- _INSTRUCTIONS_:
1) In the piece on the school restroom directive, which two federal departments had officials sign the declaration sent to school districts?
2) Translate this sentence from the piece on the school restroom directive into Spanish: "There is no rational basis to distinguish between the two."

- _SOURCE EXTRACT_:

The Day Gym Class Got Really Weird (Update)

There is about eight months left to President Obama’s administration, and some significant doubt as to what will follow. Some have figured out that this means they have to work fast to assure their agenda happens, as they would rather ask for forgiveness than permission. You see, a fait accompli is hard to undo.

As reported in the New York Times, the plan is to make it happen now so that whoever takes office in January, whoever gets to sit at their desks in the next administration, they will have a legacy left behind. And today is the day they will make that happen.

“No student should ever have to go through the experience of feeling unwelcome at school or on a college campus,” John B. King Jr., the secretary of the Department of Education, said in a statement. “We must ensure that our young people know that whoever they are or wherever they come from, they have the opportunity to get a great education in an environment free from discrimination, harassment and violence.”

King’s words sound sweet, but they’re sadly disingenuous. When he says “no student,” he doesn’t mean it. He’s a smart guy, so it’s fair to assume he knows he’s lying and just doesn’t care. After all, if he spins his words carefully, he might get away with the lie.

The Obama administration is planning to issue a sweeping directive telling every public school district in the country to allow transgender students to use the bathrooms that match their gender identity.

A letter to school districts will go out Friday, adding to a highly charged debate over transgender rights in the middle of the administration’s legal fight with North Carolina over the issue. The declaration — signed by Justice and Education department officials — will describe what schools should do to ensure that none of their students are discriminated against.

That didn’t take long. It seems as if it was only days ago that Attorney General Loretta Lynch brought suit against North Carolina for enacting a law to prevent placing the interests of transgender folks above the interests of others. Now here they are, sending out a letter to every school district in the nation, telling them the same.

There is no copy of the letter attached to the article, so it’s hard to know for sure how far the administrators are pushing the agenda. Is it just bathrooms? Locker rooms too? There is no rational basis to distinguish between the two. But then, how is it policed, determined whose gender fluidity is real gender fluidity.

Remember, these are school kids, and it’s not outside the realm of possibility that thousands of high school guys simultaneously get the idea that if they say they identify as females, they get to storm the girls’ showers and relive Porky’s.  And if mom won’t go along with the joke, all it takes is a forged note to the school. Because no kid has ever done that before.

This would, of course, be terribly wrong, but then, terribly wrong things happen all the time in real life. But the letter anticipates this challenge, and not only gives rise to a heretofore unconceived definition of sex discrimination, but some “best practices” for schools to employ.

As soon as a child’s parent or legal guardian asserts a gender identity for the student that “differs from previous representations or records,” the letter says, the child is to be treated accordingly — without any requirement for a medical diagnosis or birth certificate to be produced. It says that schools may — but are not required to — provide other restroom and locker room options to students who seek “additional privacy” for whatever reason.

Document layout detection data:

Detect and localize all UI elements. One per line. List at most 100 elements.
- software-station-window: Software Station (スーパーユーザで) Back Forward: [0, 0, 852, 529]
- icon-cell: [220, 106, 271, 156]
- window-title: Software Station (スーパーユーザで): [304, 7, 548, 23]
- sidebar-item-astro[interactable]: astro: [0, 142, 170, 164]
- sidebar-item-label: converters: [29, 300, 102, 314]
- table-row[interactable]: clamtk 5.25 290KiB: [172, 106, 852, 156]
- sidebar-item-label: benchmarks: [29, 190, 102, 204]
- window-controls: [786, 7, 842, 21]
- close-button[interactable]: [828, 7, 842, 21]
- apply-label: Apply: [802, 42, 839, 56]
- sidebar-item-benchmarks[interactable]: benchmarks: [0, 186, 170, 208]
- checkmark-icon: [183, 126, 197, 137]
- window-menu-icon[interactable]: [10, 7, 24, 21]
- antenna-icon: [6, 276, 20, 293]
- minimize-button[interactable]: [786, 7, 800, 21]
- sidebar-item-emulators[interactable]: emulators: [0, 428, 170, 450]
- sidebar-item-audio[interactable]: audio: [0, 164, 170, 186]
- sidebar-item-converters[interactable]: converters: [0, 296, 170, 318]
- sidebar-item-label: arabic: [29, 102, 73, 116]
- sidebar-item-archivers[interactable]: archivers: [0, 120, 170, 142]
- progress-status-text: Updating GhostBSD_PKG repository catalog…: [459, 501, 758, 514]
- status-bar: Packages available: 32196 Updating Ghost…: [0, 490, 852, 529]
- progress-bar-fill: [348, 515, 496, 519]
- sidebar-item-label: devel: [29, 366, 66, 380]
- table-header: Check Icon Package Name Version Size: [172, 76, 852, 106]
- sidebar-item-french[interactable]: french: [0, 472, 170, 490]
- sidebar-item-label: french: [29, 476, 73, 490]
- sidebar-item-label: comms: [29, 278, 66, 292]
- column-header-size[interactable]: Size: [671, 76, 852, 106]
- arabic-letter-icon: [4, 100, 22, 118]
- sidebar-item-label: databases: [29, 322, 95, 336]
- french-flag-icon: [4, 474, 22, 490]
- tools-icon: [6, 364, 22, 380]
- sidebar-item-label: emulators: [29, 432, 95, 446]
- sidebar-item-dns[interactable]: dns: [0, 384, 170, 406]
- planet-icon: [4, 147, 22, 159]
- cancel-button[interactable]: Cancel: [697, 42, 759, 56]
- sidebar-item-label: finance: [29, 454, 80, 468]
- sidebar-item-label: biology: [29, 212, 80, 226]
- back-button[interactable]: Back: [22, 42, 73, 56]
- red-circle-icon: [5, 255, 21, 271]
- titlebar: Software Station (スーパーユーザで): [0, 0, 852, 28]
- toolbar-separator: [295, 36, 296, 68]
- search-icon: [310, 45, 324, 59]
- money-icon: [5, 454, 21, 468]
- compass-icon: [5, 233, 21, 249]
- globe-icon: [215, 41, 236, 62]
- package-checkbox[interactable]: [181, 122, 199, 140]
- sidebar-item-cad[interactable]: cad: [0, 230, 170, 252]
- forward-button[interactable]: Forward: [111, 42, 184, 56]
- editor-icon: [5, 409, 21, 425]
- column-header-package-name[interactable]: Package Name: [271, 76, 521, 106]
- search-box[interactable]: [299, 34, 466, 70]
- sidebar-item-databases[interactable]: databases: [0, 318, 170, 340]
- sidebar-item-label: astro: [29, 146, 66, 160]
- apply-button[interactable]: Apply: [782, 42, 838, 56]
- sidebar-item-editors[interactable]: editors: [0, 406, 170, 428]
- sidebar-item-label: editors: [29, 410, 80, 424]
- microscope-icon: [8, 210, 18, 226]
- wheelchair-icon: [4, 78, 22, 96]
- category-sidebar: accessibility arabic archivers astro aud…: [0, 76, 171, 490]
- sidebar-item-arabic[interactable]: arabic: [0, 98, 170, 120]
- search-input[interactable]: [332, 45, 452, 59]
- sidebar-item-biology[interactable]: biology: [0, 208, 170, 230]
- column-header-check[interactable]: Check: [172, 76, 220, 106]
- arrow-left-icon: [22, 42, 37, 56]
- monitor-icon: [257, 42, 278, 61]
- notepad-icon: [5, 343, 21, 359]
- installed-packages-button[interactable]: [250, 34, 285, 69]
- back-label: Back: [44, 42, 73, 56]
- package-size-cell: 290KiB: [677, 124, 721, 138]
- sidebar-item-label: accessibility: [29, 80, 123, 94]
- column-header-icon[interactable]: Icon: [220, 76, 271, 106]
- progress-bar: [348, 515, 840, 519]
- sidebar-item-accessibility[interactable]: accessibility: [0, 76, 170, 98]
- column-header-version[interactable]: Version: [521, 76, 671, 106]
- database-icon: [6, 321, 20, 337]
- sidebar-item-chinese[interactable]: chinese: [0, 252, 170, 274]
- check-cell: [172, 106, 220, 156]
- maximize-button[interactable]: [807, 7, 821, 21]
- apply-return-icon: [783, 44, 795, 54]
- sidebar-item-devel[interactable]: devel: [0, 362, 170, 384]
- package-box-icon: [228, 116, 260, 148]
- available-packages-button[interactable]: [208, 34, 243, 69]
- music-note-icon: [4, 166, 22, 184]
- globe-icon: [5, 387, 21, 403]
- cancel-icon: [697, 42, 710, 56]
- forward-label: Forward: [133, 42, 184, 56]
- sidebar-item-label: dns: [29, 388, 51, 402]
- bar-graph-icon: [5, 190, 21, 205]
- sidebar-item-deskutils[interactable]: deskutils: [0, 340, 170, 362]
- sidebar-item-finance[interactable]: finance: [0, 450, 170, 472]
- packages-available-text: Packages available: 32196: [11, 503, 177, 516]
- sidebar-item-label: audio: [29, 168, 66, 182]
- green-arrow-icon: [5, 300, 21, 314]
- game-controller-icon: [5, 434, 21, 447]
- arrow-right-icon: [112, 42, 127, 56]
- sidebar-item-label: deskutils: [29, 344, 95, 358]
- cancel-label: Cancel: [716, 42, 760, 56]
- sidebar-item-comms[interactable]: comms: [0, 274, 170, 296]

- _OUTPUTS IN ORDER_:
1) The Justice and Education departments.

2) No existe ninguna base racional para distinguir entre ambos.